### INPUT
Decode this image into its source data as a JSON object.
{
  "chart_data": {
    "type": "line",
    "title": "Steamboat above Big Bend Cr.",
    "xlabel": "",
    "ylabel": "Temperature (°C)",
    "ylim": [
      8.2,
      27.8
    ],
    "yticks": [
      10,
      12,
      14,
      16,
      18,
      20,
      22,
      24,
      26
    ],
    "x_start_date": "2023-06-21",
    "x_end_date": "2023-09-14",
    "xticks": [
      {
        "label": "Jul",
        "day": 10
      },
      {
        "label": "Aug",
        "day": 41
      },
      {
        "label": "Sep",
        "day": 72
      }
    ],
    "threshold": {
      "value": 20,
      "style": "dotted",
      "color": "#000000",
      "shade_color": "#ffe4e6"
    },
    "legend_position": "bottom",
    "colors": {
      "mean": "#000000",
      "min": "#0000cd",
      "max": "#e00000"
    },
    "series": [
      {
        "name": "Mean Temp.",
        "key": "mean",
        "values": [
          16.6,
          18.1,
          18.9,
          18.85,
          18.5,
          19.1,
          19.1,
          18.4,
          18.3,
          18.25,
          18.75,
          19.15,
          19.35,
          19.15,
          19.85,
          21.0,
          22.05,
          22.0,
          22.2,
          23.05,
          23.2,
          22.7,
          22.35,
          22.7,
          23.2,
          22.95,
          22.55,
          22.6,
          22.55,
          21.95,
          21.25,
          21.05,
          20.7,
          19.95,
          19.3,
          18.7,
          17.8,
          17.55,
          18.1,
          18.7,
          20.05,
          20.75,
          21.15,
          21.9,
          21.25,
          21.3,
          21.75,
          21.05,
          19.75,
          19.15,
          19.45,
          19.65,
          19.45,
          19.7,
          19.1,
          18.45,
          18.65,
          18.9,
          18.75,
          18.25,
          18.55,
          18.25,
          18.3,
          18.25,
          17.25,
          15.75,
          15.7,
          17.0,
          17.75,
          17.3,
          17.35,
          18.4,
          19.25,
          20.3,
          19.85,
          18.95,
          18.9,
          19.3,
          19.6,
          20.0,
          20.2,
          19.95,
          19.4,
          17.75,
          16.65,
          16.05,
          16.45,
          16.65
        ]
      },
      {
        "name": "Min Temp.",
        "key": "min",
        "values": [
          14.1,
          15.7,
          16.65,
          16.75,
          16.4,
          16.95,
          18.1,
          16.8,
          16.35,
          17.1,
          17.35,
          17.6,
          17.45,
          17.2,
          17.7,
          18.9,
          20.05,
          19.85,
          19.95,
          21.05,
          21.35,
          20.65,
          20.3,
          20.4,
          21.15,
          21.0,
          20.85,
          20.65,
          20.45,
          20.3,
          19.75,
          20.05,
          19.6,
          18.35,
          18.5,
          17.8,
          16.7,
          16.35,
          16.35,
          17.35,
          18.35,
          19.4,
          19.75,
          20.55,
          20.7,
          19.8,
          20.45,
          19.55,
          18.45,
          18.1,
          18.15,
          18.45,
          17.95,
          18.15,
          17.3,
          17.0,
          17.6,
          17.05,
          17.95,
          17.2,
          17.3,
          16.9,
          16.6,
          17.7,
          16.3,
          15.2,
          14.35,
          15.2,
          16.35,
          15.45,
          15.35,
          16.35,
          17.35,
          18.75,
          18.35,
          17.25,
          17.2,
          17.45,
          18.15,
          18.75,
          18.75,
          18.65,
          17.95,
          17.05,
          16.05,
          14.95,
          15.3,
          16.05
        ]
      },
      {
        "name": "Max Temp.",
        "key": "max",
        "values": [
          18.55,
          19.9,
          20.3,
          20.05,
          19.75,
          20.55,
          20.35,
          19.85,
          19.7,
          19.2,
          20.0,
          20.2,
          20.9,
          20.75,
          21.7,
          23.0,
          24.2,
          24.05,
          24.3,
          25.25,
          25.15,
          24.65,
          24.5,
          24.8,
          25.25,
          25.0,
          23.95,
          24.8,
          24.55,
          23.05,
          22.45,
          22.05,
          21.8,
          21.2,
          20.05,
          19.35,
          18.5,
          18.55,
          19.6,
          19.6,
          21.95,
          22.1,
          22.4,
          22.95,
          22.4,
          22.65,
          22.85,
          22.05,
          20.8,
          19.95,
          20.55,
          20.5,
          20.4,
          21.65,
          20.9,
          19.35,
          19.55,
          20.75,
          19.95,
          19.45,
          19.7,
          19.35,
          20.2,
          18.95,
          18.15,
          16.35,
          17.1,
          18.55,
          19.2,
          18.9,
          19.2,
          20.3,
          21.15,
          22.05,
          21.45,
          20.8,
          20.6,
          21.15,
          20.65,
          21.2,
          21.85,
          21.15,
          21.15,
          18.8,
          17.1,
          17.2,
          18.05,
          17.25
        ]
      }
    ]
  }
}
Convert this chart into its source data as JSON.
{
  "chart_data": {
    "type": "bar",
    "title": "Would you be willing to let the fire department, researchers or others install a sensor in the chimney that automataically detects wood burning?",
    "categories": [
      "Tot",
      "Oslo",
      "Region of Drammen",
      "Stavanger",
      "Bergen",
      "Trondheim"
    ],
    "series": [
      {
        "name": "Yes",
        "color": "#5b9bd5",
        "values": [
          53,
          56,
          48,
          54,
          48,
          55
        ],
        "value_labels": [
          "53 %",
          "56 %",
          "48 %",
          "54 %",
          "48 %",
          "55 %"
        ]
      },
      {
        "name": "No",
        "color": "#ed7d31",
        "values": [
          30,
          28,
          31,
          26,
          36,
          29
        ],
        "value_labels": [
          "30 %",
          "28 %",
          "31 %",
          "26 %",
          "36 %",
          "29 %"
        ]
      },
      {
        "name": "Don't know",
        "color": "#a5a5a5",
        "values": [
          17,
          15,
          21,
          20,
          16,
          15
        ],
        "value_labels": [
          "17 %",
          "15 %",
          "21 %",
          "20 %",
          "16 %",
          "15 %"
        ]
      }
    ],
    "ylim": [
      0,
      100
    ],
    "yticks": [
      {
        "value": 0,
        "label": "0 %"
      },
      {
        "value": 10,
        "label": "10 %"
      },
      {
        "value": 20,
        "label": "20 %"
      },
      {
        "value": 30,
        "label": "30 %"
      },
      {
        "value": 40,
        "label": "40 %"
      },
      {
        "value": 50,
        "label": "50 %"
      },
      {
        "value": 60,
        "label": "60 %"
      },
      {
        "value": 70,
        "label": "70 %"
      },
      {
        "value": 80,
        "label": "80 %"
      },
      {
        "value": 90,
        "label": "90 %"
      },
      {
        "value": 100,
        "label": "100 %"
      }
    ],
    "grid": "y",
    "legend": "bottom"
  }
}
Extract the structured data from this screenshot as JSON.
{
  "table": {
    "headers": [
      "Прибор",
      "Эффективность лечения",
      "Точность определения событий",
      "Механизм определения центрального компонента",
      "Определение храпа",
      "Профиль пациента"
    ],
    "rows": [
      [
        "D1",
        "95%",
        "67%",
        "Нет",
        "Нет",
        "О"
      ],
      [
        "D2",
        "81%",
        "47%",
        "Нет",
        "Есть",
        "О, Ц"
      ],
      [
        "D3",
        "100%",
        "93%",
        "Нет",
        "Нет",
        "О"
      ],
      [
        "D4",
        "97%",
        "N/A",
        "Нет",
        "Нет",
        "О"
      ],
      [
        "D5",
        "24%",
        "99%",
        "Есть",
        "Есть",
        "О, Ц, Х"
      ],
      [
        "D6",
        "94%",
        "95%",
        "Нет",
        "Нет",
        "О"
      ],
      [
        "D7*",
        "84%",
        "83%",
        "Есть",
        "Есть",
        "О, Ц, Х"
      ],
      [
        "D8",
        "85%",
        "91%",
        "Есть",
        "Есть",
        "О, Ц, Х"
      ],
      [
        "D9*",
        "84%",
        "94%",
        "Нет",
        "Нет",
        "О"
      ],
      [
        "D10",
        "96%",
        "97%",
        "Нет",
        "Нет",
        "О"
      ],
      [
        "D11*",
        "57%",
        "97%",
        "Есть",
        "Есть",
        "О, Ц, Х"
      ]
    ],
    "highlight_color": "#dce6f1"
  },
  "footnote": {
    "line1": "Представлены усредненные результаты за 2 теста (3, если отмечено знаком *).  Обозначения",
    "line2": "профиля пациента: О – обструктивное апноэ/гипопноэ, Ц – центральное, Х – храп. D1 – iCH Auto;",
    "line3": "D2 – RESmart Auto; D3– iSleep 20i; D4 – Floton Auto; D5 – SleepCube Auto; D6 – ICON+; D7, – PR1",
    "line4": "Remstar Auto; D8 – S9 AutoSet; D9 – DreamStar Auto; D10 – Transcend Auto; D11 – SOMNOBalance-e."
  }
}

### TASK BRIEF
Where does the word "title" appear? Return each line that holds it.

### OUTPUT
    "title": "Steamboat above Big Bend Cr.",
    "title": "Would you be willing to let the fire department, researchers or others install a sensor in the chimney that automataically detects wood burning?",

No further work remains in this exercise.